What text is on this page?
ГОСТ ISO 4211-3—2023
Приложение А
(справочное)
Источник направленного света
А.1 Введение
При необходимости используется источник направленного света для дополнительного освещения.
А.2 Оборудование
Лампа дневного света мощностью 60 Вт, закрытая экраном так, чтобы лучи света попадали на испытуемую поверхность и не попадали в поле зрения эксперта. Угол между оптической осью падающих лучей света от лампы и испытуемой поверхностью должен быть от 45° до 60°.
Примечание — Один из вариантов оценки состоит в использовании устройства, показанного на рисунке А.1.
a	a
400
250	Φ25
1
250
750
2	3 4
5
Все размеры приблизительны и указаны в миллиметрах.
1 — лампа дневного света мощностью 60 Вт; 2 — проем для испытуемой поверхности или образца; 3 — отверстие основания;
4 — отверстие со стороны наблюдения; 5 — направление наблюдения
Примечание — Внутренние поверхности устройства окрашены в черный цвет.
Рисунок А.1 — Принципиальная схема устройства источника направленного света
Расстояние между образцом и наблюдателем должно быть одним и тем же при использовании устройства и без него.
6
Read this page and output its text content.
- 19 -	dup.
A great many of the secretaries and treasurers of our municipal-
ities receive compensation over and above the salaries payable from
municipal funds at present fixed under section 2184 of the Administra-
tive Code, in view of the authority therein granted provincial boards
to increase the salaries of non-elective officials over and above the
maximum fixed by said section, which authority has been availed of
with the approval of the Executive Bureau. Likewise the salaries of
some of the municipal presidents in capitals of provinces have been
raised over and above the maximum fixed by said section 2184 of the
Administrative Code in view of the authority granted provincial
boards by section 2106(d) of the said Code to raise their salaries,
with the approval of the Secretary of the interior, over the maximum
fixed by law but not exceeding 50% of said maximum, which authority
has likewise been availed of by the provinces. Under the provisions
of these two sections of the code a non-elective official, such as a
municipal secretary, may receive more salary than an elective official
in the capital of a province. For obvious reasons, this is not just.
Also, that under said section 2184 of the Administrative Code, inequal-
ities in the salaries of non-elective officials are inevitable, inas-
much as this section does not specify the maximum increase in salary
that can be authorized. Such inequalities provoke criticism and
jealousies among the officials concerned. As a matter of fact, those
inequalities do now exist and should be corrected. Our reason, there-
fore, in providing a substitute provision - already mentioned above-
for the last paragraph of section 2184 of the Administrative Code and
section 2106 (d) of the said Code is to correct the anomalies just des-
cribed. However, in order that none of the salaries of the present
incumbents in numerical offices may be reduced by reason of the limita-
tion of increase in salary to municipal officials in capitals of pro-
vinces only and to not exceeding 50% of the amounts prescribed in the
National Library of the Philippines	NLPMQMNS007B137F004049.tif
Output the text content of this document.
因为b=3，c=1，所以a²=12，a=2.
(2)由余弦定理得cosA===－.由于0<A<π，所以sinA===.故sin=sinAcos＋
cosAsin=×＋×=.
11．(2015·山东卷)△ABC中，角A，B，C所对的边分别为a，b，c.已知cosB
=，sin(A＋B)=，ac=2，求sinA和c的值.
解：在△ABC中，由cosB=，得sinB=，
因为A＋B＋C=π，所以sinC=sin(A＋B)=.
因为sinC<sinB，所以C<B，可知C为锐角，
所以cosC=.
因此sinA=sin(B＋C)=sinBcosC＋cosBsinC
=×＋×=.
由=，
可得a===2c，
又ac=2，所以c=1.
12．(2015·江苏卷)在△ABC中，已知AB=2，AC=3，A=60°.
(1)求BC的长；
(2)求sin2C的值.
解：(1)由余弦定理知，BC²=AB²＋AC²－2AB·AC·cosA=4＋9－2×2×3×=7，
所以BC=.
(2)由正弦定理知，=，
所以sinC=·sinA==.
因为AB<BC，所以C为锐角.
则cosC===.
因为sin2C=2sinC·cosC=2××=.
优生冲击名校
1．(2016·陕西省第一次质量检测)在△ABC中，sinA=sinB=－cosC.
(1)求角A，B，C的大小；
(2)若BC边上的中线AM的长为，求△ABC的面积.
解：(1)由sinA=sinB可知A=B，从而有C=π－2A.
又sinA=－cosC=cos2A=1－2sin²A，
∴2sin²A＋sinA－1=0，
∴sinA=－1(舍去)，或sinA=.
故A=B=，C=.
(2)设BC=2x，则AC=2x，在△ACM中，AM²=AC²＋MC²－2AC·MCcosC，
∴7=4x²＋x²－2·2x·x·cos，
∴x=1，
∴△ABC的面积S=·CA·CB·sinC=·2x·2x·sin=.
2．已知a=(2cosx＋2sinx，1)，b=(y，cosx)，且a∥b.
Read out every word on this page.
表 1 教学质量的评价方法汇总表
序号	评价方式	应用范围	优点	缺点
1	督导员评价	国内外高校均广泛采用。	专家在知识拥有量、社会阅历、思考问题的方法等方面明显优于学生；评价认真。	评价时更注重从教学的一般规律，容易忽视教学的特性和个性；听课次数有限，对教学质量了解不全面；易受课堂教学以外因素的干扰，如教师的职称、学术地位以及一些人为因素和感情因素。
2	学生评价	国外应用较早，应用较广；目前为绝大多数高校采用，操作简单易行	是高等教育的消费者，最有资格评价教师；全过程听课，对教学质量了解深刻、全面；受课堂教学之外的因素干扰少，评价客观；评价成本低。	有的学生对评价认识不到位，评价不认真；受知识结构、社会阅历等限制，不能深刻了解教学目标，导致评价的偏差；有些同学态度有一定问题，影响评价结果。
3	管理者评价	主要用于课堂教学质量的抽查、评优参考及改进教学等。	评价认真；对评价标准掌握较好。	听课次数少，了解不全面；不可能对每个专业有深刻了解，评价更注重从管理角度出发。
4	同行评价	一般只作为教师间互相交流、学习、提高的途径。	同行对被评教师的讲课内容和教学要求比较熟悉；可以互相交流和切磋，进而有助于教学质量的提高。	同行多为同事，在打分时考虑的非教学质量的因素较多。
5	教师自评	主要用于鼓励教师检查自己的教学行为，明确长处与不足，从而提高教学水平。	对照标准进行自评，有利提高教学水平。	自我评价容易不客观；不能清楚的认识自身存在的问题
+-------+
Output every record above exactly as it appears.

* Answer for this exercise
What text is on this page?
ГОСТ ISO 4211-3—2023
Приложение А
(справочное)
Источник направленного света
А.1 Введение
При необходимости используется источник направленного света для дополнительного освещения.
А.2 Оборудование
Лампа дневного света мощностью 60 Вт, закрытая экраном так, чтобы лучи света попадали на испытуемую поверхность и не попадали в поле зрения эксперта. Угол между оптической осью падающих лучей света от лампы и испытуемой поверхностью должен быть от 45° до 60°.
Примечание — Один из вариантов оценки состоит в использовании устройства, показанного на рисунке А.1.
a	a
400
250	Φ25
1
250
750
2	3 4
5
Все размеры приблизительны и указаны в миллиметрах.
1 — лампа дневного света мощностью 60 Вт; 2 — проем для испытуемой поверхности или образца; 3 — отверстие основания;
4 — отверстие со стороны наблюдения; 5 — направление наблюдения
Примечание — Внутренние поверхности устройства окрашены в черный цвет.
Рисунок А.1 — Принципиальная схема устройства источника направленного света
Расстояние между образцом и наблюдателем должно быть одним и тем же при использовании устройства и без него.
6
Read this page and output its text content.
- 19 -	dup.
A great many of the secretaries and treasurers of our municipal-
ities receive compensation over and above the salaries payable from
municipal funds at present fixed under section 2184 of the Administra-
tive Code, in view of the authority therein granted provincial boards
to increase the salaries of non-elective officials over and above the
maximum fixed by said section, which authority has been availed of
with the approval of the Executive Bureau. Likewise the salaries of
some of the municipal presidents in capitals of provinces have been
raised over and above the maximum fixed by said section 2184 of the
Administrative Code in view of the authority granted provincial
boards by section 2106(d) of the said Code to raise their salaries,
with the approval of the Secretary of the interior, over the maximum
fixed by law but not exceeding 50% of said maximum, which authority
has likewise been availed of by the provinces. Under the provisions
of these two sections of the code a non-elective official, such as a
municipal secretary, may receive more salary than an elective official
in the capital of a province. For obvious reasons, this is not just.
Also, that under said section 2184 of the Administrative Code, inequal-
ities in the salaries of non-elective officials are inevitable, inas-
much as this section does not specify the maximum increase in salary
that can be authorized. Such inequalities provoke criticism and
jealousies among the officials concerned. As a matter of fact, those
inequalities do now exist and should be corrected. Our reason, there-
fore, in providing a substitute provision - already mentioned above-
for the last paragraph of section 2184 of the Administrative Code and
section 2106 (d) of the said Code is to correct the anomalies just des-
cribed. However, in order that none of the salaries of the present
incumbents in numerical offices may be reduced by reason of the limita-
tion of increase in salary to municipal officials in capitals of pro-
vinces only and to not exceeding 50% of the amounts prescribed in the
National Library of the Philippines	NLPMQMNS007B137F004049.tif
Output the text content of this document.
因为b=3，c=1，所以a²=12，a=2.
(2)由余弦定理得cosA===－.由于0<A<π，所以sinA===.故sin=sinAcos＋
cosAsin=×＋×=.
11．(2015·山东卷)△ABC中，角A，B，C所对的边分别为a，b，c.已知cosB
=，sin(A＋B)=，ac=2，求sinA和c的值.
解：在△ABC中，由cosB=，得sinB=，
因为A＋B＋C=π，所以sinC=sin(A＋B)=.
因为sinC<sinB，所以C<B，可知C为锐角，
所以cosC=.
因此sinA=sin(B＋C)=sinBcosC＋cosBsinC
=×＋×=.
由=，
可得a===2c，
又ac=2，所以c=1.
12．(2015·江苏卷)在△ABC中，已知AB=2，AC=3，A=60°.
(1)求BC的长；
(2)求sin2C的值.
解：(1)由余弦定理知，BC²=AB²＋AC²－2AB·AC·cosA=4＋9－2×2×3×=7，
所以BC=.
(2)由正弦定理知，=，
所以sinC=·sinA==.
因为AB<BC，所以C为锐角.
则cosC===.
因为sin2C=2sinC·cosC=2××=.
优生冲击名校
1．(2016·陕西省第一次质量检测)在△ABC中，sinA=sinB=－cosC.
(1)求角A，B，C的大小；
(2)若BC边上的中线AM的长为，求△ABC的面积.
解：(1)由sinA=sinB可知A=B，从而有C=π－2A.
又sinA=－cosC=cos2A=1－2sin²A，
∴2sin²A＋sinA－1=0，
∴sinA=－1(舍去)，或sinA=.
故A=B=，C=.
(2)设BC=2x，则AC=2x，在△ACM中，AM²=AC²＋MC²－2AC·MCcosC，
∴7=4x²＋x²－2·2x·x·cos，
∴x=1，
∴△ABC的面积S=·CA·CB·sinC=·2x·2x·sin=.
2．已知a=(2cosx＋2sinx，1)，b=(y，cosx)，且a∥b.
Read out every word on this page.
表 1 教学质量的评价方法汇总表
序号	评价方式	应用范围	优点	缺点
1	督导员评价	国内外高校均广泛采用。	专家在知识拥有量、社会阅历、思考问题的方法等方面明显优于学生；评价认真。	评价时更注重从教学的一般规律，容易忽视教学的特性和个性；听课次数有限，对教学质量了解不全面；易受课堂教学以外因素的干扰，如教师的职称、学术地位以及一些人为因素和感情因素。
2	学生评价	国外应用较早，应用较广；目前为绝大多数高校采用，操作简单易行	是高等教育的消费者，最有资格评价教师；全过程听课，对教学质量了解深刻、全面；受课堂教学之外的因素干扰少，评价客观；评价成本低。	有的学生对评价认识不到位，评价不认真；受知识结构、社会阅历等限制，不能深刻了解教学目标，导致评价的偏差；有些同学态度有一定问题，影响评价结果。
3	管理者评价	主要用于课堂教学质量的抽查、评优参考及改进教学等。	评价认真；对评价标准掌握较好。	听课次数少，了解不全面；不可能对每个专业有深刻了解，评价更注重从管理角度出发。
4	同行评价	一般只作为教师间互相交流、学习、提高的途径。	同行对被评教师的讲课内容和教学要求比较熟悉；可以互相交流和切磋，进而有助于教学质量的提高。	同行多为同事，在打分时考虑的非教学质量的因素较多。
5	教师自评	主要用于鼓励教师检查自己的教学行为，明确长处与不足，从而提高教学水平。	对照标准进行自评，有利提高教学水平。	自我评价容易不客观；不能清楚的认识自身存在的问题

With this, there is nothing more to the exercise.